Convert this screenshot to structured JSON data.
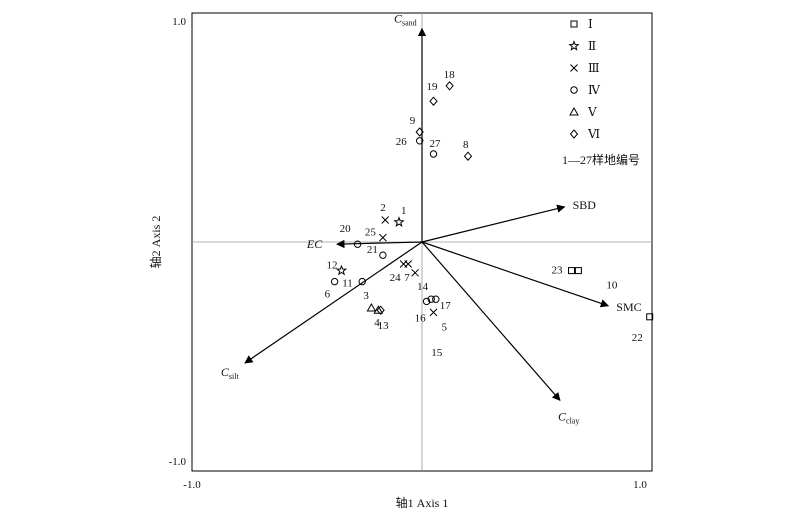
{
  "chart_data": {
    "type": "scatter",
    "title": "",
    "xlabel": "轴1 Axis 1",
    "ylabel": "轴2 Axis 2",
    "xlim": [
      -1.0,
      1.0
    ],
    "ylim": [
      -1.0,
      1.0
    ],
    "x_ticks": [
      "-1.0",
      "1.0"
    ],
    "y_ticks": [
      "1.0",
      "-1.0"
    ],
    "reference_lines": {
      "x": 0,
      "y": 0
    },
    "legend": {
      "placement": "top-right",
      "entries": [
        {
          "label": "Ⅰ",
          "marker": "square"
        },
        {
          "label": "Ⅱ",
          "marker": "star"
        },
        {
          "label": "Ⅲ",
          "marker": "cross"
        },
        {
          "label": "Ⅳ",
          "marker": "circle"
        },
        {
          "label": "Ⅴ",
          "marker": "triangle"
        },
        {
          "label": "Ⅵ",
          "marker": "diamond"
        }
      ],
      "note": "1—27样地编号"
    },
    "vectors": [
      {
        "label": "C",
        "sub": "sand",
        "x": 0.0,
        "y": 0.97
      },
      {
        "label": "SBD",
        "sub": "",
        "x": 0.62,
        "y": 0.16
      },
      {
        "label": "EC",
        "sub": "",
        "x": -0.37,
        "y": -0.01
      },
      {
        "label": "SMC",
        "sub": "",
        "x": 0.81,
        "y": -0.29
      },
      {
        "label": "C",
        "sub": "silt",
        "x": -0.77,
        "y": -0.55
      },
      {
        "label": "C",
        "sub": "clay",
        "x": 0.6,
        "y": -0.72
      }
    ],
    "points": [
      {
        "id": "1",
        "group": "Ⅱ",
        "x": -0.1,
        "y": 0.09
      },
      {
        "id": "2",
        "group": "Ⅲ",
        "x": -0.16,
        "y": 0.1
      },
      {
        "id": "3",
        "group": "Ⅴ",
        "x": -0.22,
        "y": -0.3
      },
      {
        "id": "4",
        "group": "Ⅴ",
        "x": -0.19,
        "y": -0.31
      },
      {
        "id": "5",
        "group": "Ⅲ",
        "x": 0.05,
        "y": -0.32
      },
      {
        "id": "6",
        "group": "Ⅳ",
        "x": -0.38,
        "y": -0.18
      },
      {
        "id": "7",
        "group": "Ⅲ",
        "x": -0.06,
        "y": -0.1
      },
      {
        "id": "8",
        "group": "Ⅵ",
        "x": 0.2,
        "y": 0.39
      },
      {
        "id": "9",
        "group": "Ⅵ",
        "x": -0.01,
        "y": 0.5
      },
      {
        "id": "10",
        "group": "Ⅰ",
        "x": 0.68,
        "y": -0.13
      },
      {
        "id": "11",
        "group": "Ⅳ",
        "x": -0.26,
        "y": -0.18
      },
      {
        "id": "12",
        "group": "Ⅱ",
        "x": -0.35,
        "y": -0.13
      },
      {
        "id": "13",
        "group": "Ⅵ",
        "x": -0.18,
        "y": -0.31
      },
      {
        "id": "14",
        "group": "Ⅲ",
        "x": -0.03,
        "y": -0.14
      },
      {
        "id": "15",
        "group": "Ⅳ",
        "x": 0.04,
        "y": -0.26
      },
      {
        "id": "16",
        "group": "Ⅳ",
        "x": 0.02,
        "y": -0.27
      },
      {
        "id": "17",
        "group": "Ⅳ",
        "x": 0.06,
        "y": -0.26
      },
      {
        "id": "18",
        "group": "Ⅵ",
        "x": 0.12,
        "y": 0.71
      },
      {
        "id": "19",
        "group": "Ⅵ",
        "x": 0.05,
        "y": 0.64
      },
      {
        "id": "20",
        "group": "Ⅳ",
        "x": -0.28,
        "y": -0.01
      },
      {
        "id": "21",
        "group": "Ⅳ",
        "x": -0.17,
        "y": -0.06
      },
      {
        "id": "22",
        "group": "Ⅰ",
        "x": 0.99,
        "y": -0.34
      },
      {
        "id": "23",
        "group": "Ⅰ",
        "x": 0.65,
        "y": -0.13
      },
      {
        "id": "24",
        "group": "Ⅲ",
        "x": -0.08,
        "y": -0.1
      },
      {
        "id": "25",
        "group": "Ⅲ",
        "x": -0.17,
        "y": 0.02
      },
      {
        "id": "26",
        "group": "Ⅳ",
        "x": -0.01,
        "y": 0.46
      },
      {
        "id": "27",
        "group": "Ⅳ",
        "x": 0.05,
        "y": 0.4
      }
    ]
  }
}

◇ ◇ ◇

Task prompt: Write the listing above out again exactly, dropping each image.

Completed task:
Convert this screenshot to structured JSON data.
{
  "chart_data": {
    "type": "scatter",
    "title": "",
    "xlabel": "轴1 Axis 1",
    "ylabel": "轴2 Axis 2",
    "xlim": [
      -1.0,
      1.0
    ],
    "ylim": [
      -1.0,
      1.0
    ],
    "x_ticks": [
      "-1.0",
      "1.0"
    ],
    "y_ticks": [
      "1.0",
      "-1.0"
    ],
    "reference_lines": {
      "x": 0,
      "y": 0
    },
    "legend": {
      "placement": "top-right",
      "entries": [
        {
          "label": "Ⅰ",
          "marker": "square"
        },
        {
          "label": "Ⅱ",
          "marker": "star"
        },
        {
          "label": "Ⅲ",
          "marker": "cross"
        },
        {
          "label": "Ⅳ",
          "marker": "circle"
        },
        {
          "label": "Ⅴ",
          "marker": "triangle"
        },
        {
          "label": "Ⅵ",
          "marker": "diamond"
        }
      ],
      "note": "1—27样地编号"
    },
    "vectors": [
      {
        "label": "C",
        "sub": "sand",
        "x": 0.0,
        "y": 0.97
      },
      {
        "label": "SBD",
        "sub": "",
        "x": 0.62,
        "y": 0.16
      },
      {
        "label": "EC",
        "sub": "",
        "x": -0.37,
        "y": -0.01
      },
      {
        "label": "SMC",
        "sub": "",
        "x": 0.81,
        "y": -0.29
      },
      {
        "label": "C",
        "sub": "silt",
        "x": -0.77,
        "y": -0.55
      },
      {
        "label": "C",
        "sub": "clay",
        "x": 0.6,
        "y": -0.72
      }
    ],
    "points": [
      {
        "id": "1",
        "group": "Ⅱ",
        "x": -0.1,
        "y": 0.09
      },
      {
        "id": "2",
        "group": "Ⅲ",
        "x": -0.16,
        "y": 0.1
      },
      {
        "id": "3",
        "group": "Ⅴ",
        "x": -0.22,
        "y": -0.3
      },
      {
        "id": "4",
        "group": "Ⅴ",
        "x": -0.19,
        "y": -0.31
      },
      {
        "id": "5",
        "group": "Ⅲ",
        "x": 0.05,
        "y": -0.32
      },
      {
        "id": "6",
        "group": "Ⅳ",
        "x": -0.38,
        "y": -0.18
      },
      {
        "id": "7",
        "group": "Ⅲ",
        "x": -0.06,
        "y": -0.1
      },
      {
        "id": "8",
        "group": "Ⅵ",
        "x": 0.2,
        "y": 0.39
      },
      {
        "id": "9",
        "group": "Ⅵ",
        "x": -0.01,
        "y": 0.5
      },
      {
        "id": "10",
        "group": "Ⅰ",
        "x": 0.68,
        "y": -0.13
      },
      {
        "id": "11",
        "group": "Ⅳ",
        "x": -0.26,
        "y": -0.18
      },
      {
        "id": "12",
        "group": "Ⅱ",
        "x": -0.35,
        "y": -0.13
      },
      {
        "id": "13",
        "group": "Ⅵ",
        "x": -0.18,
        "y": -0.31
      },
      {
        "id": "14",
        "group": "Ⅲ",
        "x": -0.03,
        "y": -0.14
      },
      {
        "id": "15",
        "group": "Ⅳ",
        "x": 0.04,
        "y": -0.26
      },
      {
        "id": "16",
        "group": "Ⅳ",
        "x": 0.02,
        "y": -0.27
      },
      {
        "id": "17",
        "group": "Ⅳ",
        "x": 0.06,
        "y": -0.26
      },
      {
        "id": "18",
        "group": "Ⅵ",
        "x": 0.12,
        "y": 0.71
      },
      {
        "id": "19",
        "group": "Ⅵ",
        "x": 0.05,
        "y": 0.64
      },
      {
        "id": "20",
        "group": "Ⅳ",
        "x": -0.28,
        "y": -0.01
      },
      {
        "id": "21",
        "group": "Ⅳ",
        "x": -0.17,
        "y": -0.06
      },
      {
        "id": "22",
        "group": "Ⅰ",
        "x": 0.99,
        "y": -0.34
      },
      {
        "id": "23",
        "group": "Ⅰ",
        "x": 0.65,
        "y": -0.13
      },
      {
        "id": "24",
        "group": "Ⅲ",
        "x": -0.08,
        "y": -0.1
      },
      {
        "id": "25",
        "group": "Ⅲ",
        "x": -0.17,
        "y": 0.02
      },
      {
        "id": "26",
        "group": "Ⅳ",
        "x": -0.01,
        "y": 0.46
      },
      {
        "id": "27",
        "group": "Ⅳ",
        "x": 0.05,
        "y": 0.4
      }
    ]
  }
}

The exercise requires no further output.